■ Written problem:
Each line below should be quoted exactly, please.

* begin Records supplied *

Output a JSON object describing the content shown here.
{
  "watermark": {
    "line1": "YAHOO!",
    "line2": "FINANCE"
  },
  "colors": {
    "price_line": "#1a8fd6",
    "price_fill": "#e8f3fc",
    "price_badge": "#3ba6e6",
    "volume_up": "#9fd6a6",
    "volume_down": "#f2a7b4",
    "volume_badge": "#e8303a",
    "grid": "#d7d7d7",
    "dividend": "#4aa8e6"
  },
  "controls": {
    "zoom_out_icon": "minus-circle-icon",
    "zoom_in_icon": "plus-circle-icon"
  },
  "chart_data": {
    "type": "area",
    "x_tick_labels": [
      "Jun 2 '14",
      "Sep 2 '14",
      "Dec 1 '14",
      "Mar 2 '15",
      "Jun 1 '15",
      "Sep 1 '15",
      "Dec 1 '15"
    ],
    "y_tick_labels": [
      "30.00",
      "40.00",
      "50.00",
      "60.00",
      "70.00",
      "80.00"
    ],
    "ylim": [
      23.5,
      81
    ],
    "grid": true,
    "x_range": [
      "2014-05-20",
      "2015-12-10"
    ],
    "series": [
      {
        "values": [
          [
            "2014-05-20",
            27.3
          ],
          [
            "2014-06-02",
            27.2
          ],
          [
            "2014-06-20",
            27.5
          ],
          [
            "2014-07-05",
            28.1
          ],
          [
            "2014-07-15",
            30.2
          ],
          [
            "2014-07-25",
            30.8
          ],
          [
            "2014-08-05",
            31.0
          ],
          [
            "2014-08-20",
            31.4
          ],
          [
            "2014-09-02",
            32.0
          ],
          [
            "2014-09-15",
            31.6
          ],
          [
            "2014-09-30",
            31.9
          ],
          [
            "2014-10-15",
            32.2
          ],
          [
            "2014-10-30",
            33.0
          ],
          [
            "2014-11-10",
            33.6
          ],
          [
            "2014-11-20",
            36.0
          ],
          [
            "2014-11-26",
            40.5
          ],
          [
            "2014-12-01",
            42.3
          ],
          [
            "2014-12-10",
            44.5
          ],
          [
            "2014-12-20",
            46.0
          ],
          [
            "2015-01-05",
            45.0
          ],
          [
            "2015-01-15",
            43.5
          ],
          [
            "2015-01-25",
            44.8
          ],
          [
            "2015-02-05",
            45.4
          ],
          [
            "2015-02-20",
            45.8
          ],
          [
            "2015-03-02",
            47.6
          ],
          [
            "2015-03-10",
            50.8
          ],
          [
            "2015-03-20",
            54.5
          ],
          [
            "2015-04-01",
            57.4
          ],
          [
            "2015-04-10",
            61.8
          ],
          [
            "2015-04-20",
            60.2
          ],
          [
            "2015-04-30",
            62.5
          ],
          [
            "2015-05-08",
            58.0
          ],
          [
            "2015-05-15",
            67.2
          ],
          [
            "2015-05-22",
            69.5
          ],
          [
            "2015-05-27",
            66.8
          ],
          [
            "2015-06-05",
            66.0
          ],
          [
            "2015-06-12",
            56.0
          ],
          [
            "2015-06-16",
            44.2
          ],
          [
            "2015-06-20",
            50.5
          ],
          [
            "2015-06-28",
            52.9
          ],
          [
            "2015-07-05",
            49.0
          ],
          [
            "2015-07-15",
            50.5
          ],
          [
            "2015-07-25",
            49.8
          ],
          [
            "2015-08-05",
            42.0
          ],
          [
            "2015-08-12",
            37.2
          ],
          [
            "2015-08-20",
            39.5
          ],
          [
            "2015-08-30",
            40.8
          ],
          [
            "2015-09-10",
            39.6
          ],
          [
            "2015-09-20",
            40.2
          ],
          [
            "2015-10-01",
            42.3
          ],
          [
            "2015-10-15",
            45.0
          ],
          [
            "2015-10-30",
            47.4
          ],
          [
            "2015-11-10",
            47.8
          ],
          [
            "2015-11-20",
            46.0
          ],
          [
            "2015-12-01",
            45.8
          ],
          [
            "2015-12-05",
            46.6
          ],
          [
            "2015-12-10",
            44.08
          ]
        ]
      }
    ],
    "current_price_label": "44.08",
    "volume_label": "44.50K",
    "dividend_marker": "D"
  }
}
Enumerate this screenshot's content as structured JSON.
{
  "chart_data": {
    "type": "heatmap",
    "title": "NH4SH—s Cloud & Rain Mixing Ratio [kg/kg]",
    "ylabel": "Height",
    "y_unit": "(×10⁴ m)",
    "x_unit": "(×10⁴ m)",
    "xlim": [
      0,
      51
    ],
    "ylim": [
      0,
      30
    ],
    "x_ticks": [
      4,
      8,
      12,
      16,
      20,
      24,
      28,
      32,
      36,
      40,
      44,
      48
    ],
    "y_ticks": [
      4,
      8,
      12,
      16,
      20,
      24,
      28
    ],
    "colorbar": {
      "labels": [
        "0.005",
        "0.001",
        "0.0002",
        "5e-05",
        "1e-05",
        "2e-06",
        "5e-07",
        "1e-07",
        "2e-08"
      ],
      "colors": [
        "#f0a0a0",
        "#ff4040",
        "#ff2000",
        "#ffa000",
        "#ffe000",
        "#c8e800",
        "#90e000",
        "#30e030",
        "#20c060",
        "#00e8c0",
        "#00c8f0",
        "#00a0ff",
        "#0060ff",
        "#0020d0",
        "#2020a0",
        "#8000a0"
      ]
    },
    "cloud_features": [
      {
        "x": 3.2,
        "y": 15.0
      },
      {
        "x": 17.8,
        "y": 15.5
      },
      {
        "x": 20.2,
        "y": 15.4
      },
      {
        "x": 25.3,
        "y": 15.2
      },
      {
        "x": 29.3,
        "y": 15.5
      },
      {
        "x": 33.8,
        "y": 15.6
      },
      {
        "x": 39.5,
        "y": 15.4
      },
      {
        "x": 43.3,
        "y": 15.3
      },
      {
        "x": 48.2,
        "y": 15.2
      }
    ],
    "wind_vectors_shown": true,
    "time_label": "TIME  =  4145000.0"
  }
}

* end Records supplied *

■ Expected answer:
Output a JSON object describing the content shown here.
{
  "watermark": {
    "line1": "YAHOO!",
    "line2": "FINANCE"
  },
  "colors": {
    "price_line": "#1a8fd6",
    "price_fill": "#e8f3fc",
    "price_badge": "#3ba6e6",
    "volume_up": "#9fd6a6",
    "volume_down": "#f2a7b4",
    "volume_badge": "#e8303a",
    "grid": "#d7d7d7",
    "dividend": "#4aa8e6"
  },
  "controls": {
    "zoom_out_icon": "minus-circle-icon",
    "zoom_in_icon": "plus-circle-icon"
  },
  "chart_data": {
    "type": "area",
    "x_tick_labels": [
      "Jun 2 '14",
      "Sep 2 '14",
      "Dec 1 '14",
      "Mar 2 '15",
      "Jun 1 '15",
      "Sep 1 '15",
      "Dec 1 '15"
    ],
    "y_tick_labels": [
      "30.00",
      "40.00",
      "50.00",
      "60.00",
      "70.00",
      "80.00"
    ],
    "ylim": [
      23.5,
      81
    ],
    "grid": true,
    "x_range": [
      "2014-05-20",
      "2015-12-10"
    ],
    "series": [
      {
        "values": [
          [
            "2014-05-20",
            27.3
          ],
          [
            "2014-06-02",
            27.2
          ],
          [
            "2014-06-20",
            27.5
          ],
          [
            "2014-07-05",
            28.1
          ],
          [
            "2014-07-15",
            30.2
          ],
          [
            "2014-07-25",
            30.8
          ],
          [
            "2014-08-05",
            31.0
          ],
          [
            "2014-08-20",
            31.4
          ],
          [
            "2014-09-02",
            32.0
          ],
          [
            "2014-09-15",
            31.6
          ],
          [
            "2014-09-30",
            31.9
          ],
          [
            "2014-10-15",
            32.2
          ],
          [
            "2014-10-30",
            33.0
          ],
          [
            "2014-11-10",
            33.6
          ],
          [
            "2014-11-20",
            36.0
          ],
          [
            "2014-11-26",
            40.5
          ],
          [
            "2014-12-01",
            42.3
          ],
          [
            "2014-12-10",
            44.5
          ],
          [
            "2014-12-20",
            46.0
          ],
          [
            "2015-01-05",
            45.0
          ],
          [
            "2015-01-15",
            43.5
          ],
          [
            "2015-01-25",
            44.8
          ],
          [
            "2015-02-05",
            45.4
          ],
          [
            "2015-02-20",
            45.8
          ],
          [
            "2015-03-02",
            47.6
          ],
          [
            "2015-03-10",
            50.8
          ],
          [
            "2015-03-20",
            54.5
          ],
          [
            "2015-04-01",
            57.4
          ],
          [
            "2015-04-10",
            61.8
          ],
          [
            "2015-04-20",
            60.2
          ],
          [
            "2015-04-30",
            62.5
          ],
          [
            "2015-05-08",
            58.0
          ],
          [
            "2015-05-15",
            67.2
          ],
          [
            "2015-05-22",
            69.5
          ],
          [
            "2015-05-27",
            66.8
          ],
          [
            "2015-06-05",
            66.0
          ],
          [
            "2015-06-12",
            56.0
          ],
          [
            "2015-06-16",
            44.2
          ],
          [
            "2015-06-20",
            50.5
          ],
          [
            "2015-06-28",
            52.9
          ],
          [
            "2015-07-05",
            49.0
          ],
          [
            "2015-07-15",
            50.5
          ],
          [
            "2015-07-25",
            49.8
          ],
          [
            "2015-08-05",
            42.0
          ],
          [
            "2015-08-12",
            37.2
          ],
          [
            "2015-08-20",
            39.5
          ],
          [
            "2015-08-30",
            40.8
          ],
          [
            "2015-09-10",
            39.6
          ],
          [
            "2015-09-20",
            40.2
          ],
          [
            "2015-10-01",
            42.3
          ],
          [
            "2015-10-15",
            45.0
          ],
          [
            "2015-10-30",
            47.4
          ],
          [
            "2015-11-10",
            47.8
          ],
          [
            "2015-11-20",
            46.0
          ],
          [
            "2015-12-01",
            45.8
          ],
          [
            "2015-12-05",
            46.6
          ],
          [
            "2015-12-10",
            44.08
          ]
        ]
      }
    ],
    "current_price_label": "44.08",
    "volume_label": "44.50K",
    "dividend_marker": "D"
  }
}
Enumerate this screenshot's content as structured JSON.
{
  "chart_data": {
    "type": "heatmap",
    "title": "NH4SH—s Cloud & Rain Mixing Ratio [kg/kg]",
    "ylabel": "Height",
    "y_unit": "(×10⁴ m)",
    "x_unit": "(×10⁴ m)",
    "xlim": [
      0,
      51
    ],
    "ylim": [
      0,
      30
    ],
    "x_ticks": [
      4,
      8,
      12,
      16,
      20,
      24,
      28,
      32,
      36,
      40,
      44,
      48
    ],
    "y_ticks": [
      4,
      8,
      12,
      16,
      20,
      24,
      28
    ],
    "colorbar": {
      "labels": [
        "0.005",
        "0.001",
        "0.0002",
        "5e-05",
        "1e-05",
        "2e-06",
        "5e-07",
        "1e-07",
        "2e-08"
      ],
      "colors": [
        "#f0a0a0",
        "#ff4040",
        "#ff2000",
        "#ffa000",
        "#ffe000",
        "#c8e800",
        "#90e000",
        "#30e030",
        "#20c060",
        "#00e8c0",
        "#00c8f0",
        "#00a0ff",
        "#0060ff",
        "#0020d0",
        "#2020a0",
        "#8000a0"
      ]
    },
    "cloud_features": [
      {
        "x": 3.2,
        "y": 15.0
      },
      {
        "x": 17.8,
        "y": 15.5
      },
      {
        "x": 20.2,
        "y": 15.4
      },
      {
        "x": 25.3,
        "y": 15.2
      },
      {
        "x": 29.3,
        "y": 15.5
      },
      {
        "x": 33.8,
        "y": 15.6
      },
      {
        "x": 39.5,
        "y": 15.4
      },
      {
        "x": 43.3,
        "y": 15.3
      },
      {
        "x": 48.2,
        "y": 15.2
      }
    ],
    "wind_vectors_shown": true,
    "time_label": "TIME  =  4145000.0"
  }
}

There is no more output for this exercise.